?? RIGHT := 110 ??
?? NEWTITLE := 'NOS/VE OS : 180 Monitor DUE processor.' ??
MODULE mtm$process_due_errors;

{ PURPOSE:
{   The purpose of this module is to process the DETECTED UNCORRECTED ERRORS (DUE) triggered by bit 48 in the
{   MCR.  The DUE is logged in a circular CM buffer.  The action then taken is reflected in Figure 9.1-1 of
{   the MIGDS and 180 Operating System action section 4.2.9 of the DFT/OS Interface specification. If certain
{   conditions are met, the CPU which has encountered the DUE will be deconfigured without interrupting the
{   system.

?? NEWTITLE := 'Global Declarations Referenced by This Module', EJECT ??
?? PUSH (LISTEXT := ON) ??
*copyc cml$system_informative_message
*copyc mtt$due_state
*copyc mtt$due_log
*copyc mtt$170_due_info
*copyc ost$cpu_state_table
*copyc ost$exchange_package
*copyc ost$informative_message_record
*copyc ost$processor_id
*copyc ost$processor_id_set
*copyc syt$monitor_request_code
*copyc syt$monitor_status
*copyc tmt$mcr_faults
?? POP ??

Work to complete =>
1 - Retype the records exactly, from their first line through the line that contains "comment-date: 2017.11.13 03:39", inclusive.
2 - Extend the NOS/VE DUE-processing module source past its last line.

Given data =>
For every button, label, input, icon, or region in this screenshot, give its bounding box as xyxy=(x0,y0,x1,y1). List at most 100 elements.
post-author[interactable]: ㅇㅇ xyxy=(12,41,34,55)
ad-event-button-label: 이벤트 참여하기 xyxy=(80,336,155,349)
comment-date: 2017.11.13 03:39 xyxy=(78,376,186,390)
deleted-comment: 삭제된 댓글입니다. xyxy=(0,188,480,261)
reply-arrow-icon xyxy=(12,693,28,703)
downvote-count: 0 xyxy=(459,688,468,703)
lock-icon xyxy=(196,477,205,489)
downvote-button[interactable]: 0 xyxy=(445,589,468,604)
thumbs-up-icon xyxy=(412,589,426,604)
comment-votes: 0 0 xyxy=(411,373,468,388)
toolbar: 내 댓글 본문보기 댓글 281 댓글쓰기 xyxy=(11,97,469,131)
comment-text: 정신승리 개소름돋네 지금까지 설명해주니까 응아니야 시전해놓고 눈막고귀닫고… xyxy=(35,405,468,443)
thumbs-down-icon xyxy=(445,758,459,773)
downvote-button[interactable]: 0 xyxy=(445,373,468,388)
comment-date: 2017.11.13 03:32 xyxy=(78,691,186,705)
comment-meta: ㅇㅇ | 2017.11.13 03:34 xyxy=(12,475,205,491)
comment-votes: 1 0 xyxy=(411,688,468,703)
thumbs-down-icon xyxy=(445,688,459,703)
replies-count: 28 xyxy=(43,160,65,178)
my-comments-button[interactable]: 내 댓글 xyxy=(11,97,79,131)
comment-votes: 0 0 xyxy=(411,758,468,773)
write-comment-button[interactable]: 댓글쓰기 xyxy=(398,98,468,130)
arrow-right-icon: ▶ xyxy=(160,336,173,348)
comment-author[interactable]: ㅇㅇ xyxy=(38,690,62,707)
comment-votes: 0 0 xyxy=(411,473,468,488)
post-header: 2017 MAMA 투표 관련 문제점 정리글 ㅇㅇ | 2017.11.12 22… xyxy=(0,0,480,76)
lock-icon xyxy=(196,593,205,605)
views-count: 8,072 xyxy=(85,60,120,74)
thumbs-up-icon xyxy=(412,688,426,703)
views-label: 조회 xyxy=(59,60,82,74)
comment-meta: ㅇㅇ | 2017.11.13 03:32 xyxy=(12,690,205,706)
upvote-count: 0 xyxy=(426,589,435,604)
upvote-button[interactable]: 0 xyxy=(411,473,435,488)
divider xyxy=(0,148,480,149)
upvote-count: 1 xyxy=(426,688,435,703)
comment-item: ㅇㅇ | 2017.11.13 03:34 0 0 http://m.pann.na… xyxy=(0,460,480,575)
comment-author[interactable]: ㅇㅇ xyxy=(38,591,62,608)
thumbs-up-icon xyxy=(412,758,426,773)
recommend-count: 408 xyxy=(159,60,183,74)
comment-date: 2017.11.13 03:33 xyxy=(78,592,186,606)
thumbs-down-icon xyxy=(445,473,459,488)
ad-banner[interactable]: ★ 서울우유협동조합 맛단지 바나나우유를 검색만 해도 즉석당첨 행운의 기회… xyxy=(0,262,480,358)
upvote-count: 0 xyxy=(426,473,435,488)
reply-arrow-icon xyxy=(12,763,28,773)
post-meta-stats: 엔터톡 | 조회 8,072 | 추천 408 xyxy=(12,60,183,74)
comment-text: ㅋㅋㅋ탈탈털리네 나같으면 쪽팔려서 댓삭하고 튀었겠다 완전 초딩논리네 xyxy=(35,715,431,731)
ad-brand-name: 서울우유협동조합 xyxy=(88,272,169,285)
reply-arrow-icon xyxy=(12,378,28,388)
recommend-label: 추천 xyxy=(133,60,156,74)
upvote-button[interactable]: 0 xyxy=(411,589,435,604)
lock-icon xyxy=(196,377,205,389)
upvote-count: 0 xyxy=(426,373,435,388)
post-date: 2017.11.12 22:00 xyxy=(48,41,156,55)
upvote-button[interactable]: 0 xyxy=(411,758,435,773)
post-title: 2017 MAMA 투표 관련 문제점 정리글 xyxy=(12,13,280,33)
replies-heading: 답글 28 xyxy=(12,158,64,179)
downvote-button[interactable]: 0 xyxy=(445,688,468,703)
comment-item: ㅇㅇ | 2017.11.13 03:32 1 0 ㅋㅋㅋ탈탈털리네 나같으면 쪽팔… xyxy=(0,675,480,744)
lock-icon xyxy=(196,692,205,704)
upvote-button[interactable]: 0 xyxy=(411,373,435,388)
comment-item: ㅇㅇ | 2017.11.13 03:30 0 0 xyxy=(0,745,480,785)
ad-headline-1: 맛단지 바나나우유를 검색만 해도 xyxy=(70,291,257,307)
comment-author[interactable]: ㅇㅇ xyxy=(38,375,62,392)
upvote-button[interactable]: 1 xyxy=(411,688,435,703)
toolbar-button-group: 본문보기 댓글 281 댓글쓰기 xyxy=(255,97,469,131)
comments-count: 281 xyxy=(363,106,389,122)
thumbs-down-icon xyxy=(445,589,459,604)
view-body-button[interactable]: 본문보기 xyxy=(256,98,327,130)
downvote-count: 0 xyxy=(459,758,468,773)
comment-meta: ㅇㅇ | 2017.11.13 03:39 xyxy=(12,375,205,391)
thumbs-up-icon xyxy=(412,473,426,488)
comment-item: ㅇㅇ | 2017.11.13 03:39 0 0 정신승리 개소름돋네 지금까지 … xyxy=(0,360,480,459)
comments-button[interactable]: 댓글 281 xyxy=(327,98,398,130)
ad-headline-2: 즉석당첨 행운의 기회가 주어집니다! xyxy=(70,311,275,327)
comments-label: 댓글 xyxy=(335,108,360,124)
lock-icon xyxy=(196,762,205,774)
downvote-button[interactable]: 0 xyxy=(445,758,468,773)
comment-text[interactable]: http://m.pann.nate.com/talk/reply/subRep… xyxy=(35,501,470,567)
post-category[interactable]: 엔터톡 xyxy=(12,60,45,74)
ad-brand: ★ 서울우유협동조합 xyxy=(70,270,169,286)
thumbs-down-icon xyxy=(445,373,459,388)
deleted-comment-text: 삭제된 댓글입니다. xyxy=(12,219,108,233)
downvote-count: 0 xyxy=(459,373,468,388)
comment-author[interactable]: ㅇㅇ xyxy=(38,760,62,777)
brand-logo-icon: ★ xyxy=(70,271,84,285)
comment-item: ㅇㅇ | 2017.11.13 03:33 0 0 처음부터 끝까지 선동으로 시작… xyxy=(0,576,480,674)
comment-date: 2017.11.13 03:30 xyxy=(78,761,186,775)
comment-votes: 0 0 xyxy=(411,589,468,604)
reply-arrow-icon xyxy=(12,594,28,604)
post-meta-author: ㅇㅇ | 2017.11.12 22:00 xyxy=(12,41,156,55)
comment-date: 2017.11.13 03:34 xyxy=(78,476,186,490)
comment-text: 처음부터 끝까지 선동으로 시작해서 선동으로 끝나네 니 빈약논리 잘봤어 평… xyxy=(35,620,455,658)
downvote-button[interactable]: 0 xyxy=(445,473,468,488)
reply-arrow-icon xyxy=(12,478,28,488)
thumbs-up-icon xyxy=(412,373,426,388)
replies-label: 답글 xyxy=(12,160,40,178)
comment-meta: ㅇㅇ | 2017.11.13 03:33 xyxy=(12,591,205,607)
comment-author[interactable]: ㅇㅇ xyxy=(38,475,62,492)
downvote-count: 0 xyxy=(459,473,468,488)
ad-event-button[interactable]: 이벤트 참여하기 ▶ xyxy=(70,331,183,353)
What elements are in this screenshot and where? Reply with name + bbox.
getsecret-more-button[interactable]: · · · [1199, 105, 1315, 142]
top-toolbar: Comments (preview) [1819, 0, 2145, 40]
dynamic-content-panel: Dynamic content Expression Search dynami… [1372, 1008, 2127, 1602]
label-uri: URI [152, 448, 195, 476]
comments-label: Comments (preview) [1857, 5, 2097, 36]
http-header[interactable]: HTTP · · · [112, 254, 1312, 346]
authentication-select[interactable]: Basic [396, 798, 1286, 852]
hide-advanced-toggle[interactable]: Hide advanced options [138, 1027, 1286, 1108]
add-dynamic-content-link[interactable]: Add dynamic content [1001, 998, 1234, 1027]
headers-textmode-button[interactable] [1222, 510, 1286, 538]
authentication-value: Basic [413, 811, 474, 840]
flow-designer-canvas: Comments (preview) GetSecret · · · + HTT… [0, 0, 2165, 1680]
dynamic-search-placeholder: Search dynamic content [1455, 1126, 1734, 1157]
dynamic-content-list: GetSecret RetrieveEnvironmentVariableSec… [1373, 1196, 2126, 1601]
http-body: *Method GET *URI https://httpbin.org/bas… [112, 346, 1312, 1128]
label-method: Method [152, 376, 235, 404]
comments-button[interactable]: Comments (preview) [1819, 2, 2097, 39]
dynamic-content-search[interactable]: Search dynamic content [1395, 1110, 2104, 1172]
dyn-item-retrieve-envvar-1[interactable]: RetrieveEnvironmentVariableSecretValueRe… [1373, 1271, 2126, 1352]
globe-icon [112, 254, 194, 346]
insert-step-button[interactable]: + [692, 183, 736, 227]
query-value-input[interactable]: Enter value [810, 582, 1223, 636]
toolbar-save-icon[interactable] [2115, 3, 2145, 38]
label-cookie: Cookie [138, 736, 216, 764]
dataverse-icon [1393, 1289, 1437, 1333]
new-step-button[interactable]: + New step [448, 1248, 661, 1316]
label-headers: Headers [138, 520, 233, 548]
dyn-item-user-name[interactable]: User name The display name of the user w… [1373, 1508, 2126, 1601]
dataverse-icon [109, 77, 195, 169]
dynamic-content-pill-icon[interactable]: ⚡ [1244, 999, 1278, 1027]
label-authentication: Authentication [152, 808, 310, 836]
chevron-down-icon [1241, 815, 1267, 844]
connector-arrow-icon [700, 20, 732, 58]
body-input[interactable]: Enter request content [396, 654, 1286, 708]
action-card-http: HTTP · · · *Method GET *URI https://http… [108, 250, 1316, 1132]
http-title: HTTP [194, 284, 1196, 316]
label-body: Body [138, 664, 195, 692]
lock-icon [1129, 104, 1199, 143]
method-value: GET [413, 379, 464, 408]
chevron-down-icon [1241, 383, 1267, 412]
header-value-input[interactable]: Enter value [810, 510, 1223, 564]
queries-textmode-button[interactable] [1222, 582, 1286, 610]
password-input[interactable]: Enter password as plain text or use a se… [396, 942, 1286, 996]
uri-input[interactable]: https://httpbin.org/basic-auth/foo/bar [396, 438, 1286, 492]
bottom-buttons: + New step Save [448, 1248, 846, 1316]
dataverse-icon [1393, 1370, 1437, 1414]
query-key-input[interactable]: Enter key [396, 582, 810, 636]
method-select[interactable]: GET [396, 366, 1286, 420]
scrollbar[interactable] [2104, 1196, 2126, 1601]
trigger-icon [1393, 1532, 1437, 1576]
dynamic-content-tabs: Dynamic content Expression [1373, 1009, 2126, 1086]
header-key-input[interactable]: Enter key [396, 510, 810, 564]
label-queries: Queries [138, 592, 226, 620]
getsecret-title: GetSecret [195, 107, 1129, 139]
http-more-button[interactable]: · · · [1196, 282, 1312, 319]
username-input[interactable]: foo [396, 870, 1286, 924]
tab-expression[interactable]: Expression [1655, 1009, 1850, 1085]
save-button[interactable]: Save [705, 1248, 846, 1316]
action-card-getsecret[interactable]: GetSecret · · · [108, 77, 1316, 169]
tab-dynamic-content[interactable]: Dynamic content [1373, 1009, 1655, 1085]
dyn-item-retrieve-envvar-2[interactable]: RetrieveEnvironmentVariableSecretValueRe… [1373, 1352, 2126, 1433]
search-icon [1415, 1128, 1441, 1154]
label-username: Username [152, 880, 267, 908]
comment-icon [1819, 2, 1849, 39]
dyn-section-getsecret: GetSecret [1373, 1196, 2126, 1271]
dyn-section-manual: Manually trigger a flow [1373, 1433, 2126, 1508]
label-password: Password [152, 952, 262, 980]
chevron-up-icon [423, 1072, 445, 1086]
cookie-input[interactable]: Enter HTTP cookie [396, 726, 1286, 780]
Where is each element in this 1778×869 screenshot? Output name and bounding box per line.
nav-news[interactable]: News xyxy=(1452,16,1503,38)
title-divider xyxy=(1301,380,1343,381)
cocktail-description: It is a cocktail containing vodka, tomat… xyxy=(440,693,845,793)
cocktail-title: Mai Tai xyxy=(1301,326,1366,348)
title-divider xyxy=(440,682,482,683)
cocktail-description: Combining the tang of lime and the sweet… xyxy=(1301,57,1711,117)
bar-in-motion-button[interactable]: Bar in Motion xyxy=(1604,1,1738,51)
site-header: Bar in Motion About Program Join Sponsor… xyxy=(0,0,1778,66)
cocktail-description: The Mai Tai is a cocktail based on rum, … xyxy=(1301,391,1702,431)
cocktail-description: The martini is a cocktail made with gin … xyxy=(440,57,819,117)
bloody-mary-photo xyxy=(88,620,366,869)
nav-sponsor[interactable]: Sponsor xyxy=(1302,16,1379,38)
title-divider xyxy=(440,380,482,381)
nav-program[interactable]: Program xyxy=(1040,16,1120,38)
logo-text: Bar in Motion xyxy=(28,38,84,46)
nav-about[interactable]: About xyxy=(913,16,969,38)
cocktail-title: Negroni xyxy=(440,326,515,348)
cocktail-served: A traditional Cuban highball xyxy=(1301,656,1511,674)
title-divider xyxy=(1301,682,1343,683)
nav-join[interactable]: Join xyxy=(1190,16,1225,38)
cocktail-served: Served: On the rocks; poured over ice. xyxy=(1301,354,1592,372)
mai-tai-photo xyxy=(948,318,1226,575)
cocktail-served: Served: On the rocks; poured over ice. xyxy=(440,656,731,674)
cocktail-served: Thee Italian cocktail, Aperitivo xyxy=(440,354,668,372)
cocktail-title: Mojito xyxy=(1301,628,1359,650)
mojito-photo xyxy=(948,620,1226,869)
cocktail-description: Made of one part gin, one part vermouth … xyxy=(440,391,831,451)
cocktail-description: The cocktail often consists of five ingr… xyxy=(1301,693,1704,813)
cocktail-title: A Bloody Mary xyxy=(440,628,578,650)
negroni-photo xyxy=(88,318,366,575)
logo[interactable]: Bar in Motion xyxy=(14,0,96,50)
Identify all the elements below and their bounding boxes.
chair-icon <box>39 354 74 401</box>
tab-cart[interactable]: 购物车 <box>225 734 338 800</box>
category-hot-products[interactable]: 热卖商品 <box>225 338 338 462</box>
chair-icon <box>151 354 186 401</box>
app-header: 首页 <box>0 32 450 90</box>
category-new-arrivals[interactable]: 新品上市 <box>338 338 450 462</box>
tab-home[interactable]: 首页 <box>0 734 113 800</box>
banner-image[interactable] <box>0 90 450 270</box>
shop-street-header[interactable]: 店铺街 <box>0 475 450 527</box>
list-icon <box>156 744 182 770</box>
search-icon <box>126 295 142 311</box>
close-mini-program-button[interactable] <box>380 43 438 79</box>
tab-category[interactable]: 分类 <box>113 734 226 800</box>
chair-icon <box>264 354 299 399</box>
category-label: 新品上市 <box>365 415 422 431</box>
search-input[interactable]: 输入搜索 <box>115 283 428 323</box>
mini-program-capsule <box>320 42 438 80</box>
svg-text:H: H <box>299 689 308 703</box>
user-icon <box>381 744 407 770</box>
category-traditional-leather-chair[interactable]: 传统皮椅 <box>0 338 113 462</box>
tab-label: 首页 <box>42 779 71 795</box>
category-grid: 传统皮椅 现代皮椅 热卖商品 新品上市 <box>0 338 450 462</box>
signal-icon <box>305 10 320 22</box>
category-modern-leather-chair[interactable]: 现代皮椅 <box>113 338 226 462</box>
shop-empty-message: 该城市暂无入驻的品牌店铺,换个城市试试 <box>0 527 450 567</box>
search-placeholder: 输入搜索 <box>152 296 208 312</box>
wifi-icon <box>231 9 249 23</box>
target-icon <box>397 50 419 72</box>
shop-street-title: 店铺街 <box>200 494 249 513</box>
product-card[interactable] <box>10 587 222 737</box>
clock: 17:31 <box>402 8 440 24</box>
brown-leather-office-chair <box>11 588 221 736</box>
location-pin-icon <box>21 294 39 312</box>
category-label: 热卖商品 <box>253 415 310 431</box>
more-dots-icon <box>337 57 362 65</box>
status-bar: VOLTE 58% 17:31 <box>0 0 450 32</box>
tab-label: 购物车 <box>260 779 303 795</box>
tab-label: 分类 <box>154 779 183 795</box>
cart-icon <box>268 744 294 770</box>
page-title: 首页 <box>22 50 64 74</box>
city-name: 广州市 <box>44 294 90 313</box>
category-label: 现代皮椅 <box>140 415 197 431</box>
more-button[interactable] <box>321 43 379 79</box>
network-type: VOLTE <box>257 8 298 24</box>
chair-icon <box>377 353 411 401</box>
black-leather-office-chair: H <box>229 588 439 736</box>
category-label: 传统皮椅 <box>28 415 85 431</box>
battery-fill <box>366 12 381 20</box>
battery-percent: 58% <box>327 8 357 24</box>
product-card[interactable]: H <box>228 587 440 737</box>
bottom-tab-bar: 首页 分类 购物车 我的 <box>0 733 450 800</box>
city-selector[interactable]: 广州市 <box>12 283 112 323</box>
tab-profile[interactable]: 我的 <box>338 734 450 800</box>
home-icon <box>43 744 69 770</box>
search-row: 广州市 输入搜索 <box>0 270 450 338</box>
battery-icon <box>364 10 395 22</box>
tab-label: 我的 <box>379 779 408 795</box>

Written answers =>
1 -
For every button, label, input, icon, or region in this screenshot, give its bounding box as xyxy=(x0,y0,x1,y1). List at most 100 elements.
post-author[interactable]: ㅇㅇ xyxy=(12,41,34,55)
ad-event-button-label: 이벤트 참여하기 xyxy=(80,336,155,349)
comment-date: 2017.11.13 03:39 xyxy=(78,376,186,390)

2 -
*copyc dpp$display_error
*copyc dsp$report_system_message
*copyc mtp$clear_lock
*copyc mtp$error_stop
*copyc mtp$manage_processor_with_due
*copyc mtp$set_lock
*copyc mtp$step_unstep_system
*copyc tmp$cause_task_switch
*copyc tmp$send_monitor_fault
?? EJECT ??
*copyc mtv$scb
*copyc mtv$sys_core_init_complete
*copyc mtv$total_nos_cpu_time
*copyc syv$enable_fault_injection
?? OLDTITLE ??
?? NEWTITLE := 'Global Declarations Declared by This Module', EJECT ??
  VAR
    mtv$no_stop: [XREF] integer,
    mtv$aborted_task_threshold: [XDCL, #GATE] integer := 20,
    mtv$deadstart_due_threshold: [XDCL] integer := 10,
    mtv$due_log: [XDCL] mtt$due_log := [ 0, 'DUE_LOG', 0, [[0, 0], [0, 0], [0, 0]], * ],
    mtv$halt_on_proc_malf: [XDCL, #GATE] boolean := FALSE,
    mtv$170_due_info: [XDCL] mtt$170_due_info := [0, 0, 0, 0],
    mtv$processor_due_threshold: [XDCL, #GATE] integer := 10,
    mtv$time_first_mtr_due: [XDCL] integer := 0;
?? OLDTITLE ??
?? NEWTITLE := 'mtp$process_due', EJECT ??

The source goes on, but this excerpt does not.